§ **EXERCISE INSTRUCTIONS**
Provide the data again in its entirety, exactly as given.

Source records:

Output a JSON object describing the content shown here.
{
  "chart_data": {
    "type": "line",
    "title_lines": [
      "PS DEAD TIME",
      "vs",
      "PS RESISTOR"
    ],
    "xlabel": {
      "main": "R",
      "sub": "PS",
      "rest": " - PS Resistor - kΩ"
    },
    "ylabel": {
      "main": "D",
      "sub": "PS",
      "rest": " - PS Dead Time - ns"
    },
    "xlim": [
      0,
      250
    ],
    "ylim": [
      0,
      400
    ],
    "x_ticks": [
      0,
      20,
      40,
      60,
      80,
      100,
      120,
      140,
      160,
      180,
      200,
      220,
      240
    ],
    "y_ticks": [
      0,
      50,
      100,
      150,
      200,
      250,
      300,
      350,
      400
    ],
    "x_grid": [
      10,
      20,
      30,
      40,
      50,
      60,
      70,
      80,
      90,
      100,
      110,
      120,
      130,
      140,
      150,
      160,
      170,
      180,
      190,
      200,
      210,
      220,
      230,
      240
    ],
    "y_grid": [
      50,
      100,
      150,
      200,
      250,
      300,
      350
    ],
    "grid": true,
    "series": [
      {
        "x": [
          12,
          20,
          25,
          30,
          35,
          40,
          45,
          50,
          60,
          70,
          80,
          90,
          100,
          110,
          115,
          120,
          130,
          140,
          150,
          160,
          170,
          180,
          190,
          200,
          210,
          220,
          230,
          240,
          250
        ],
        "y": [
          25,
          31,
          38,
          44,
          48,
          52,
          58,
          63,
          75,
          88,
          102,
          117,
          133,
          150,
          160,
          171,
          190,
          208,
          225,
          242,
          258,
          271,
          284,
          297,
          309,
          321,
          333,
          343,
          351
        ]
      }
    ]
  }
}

§ **FULL RESPONSE**
Output a JSON object describing the content shown here.
{
  "chart_data": {
    "type": "line",
    "title_lines": [
      "PS DEAD TIME",
      "vs",
      "PS RESISTOR"
    ],
    "xlabel": {
      "main": "R",
      "sub": "PS",
      "rest": " - PS Resistor - kΩ"
    },
    "ylabel": {
      "main": "D",
      "sub": "PS",
      "rest": " - PS Dead Time - ns"
    },
    "xlim": [
      0,
      250
    ],
    "ylim": [
      0,
      400
    ],
    "x_ticks": [
      0,
      20,
      40,
      60,
      80,
      100,
      120,
      140,
      160,
      180,
      200,
      220,
      240
    ],
    "y_ticks": [
      0,
      50,
      100,
      150,
      200,
      250,
      300,
      350,
      400
    ],
    "x_grid": [
      10,
      20,
      30,
      40,
      50,
      60,
      70,
      80,
      90,
      100,
      110,
      120,
      130,
      140,
      150,
      160,
      170,
      180,
      190,
      200,
      210,
      220,
      230,
      240
    ],
    "y_grid": [
      50,
      100,
      150,
      200,
      250,
      300,
      350
    ],
    "grid": true,
    "series": [
      {
        "x": [
          12,
          20,
          25,
          30,
          35,
          40,
          45,
          50,
          60,
          70,
          80,
          90,
          100,
          110,
          115,
          120,
          130,
          140,
          150,
          160,
          170,
          180,
          190,
          200,
          210,
          220,
          230,
          240,
          250
        ],
        "y": [
          25,
          31,
          38,
          44,
          48,
          52,
          58,
          63,
          75,
          88,
          102,
          117,
          133,
          150,
          160,
          171,
          190,
          208,
          225,
          242,
          258,
          271,
          284,
          297,
          309,
          321,
          333,
          343,
          351
        ]
      }
    ]
  }
}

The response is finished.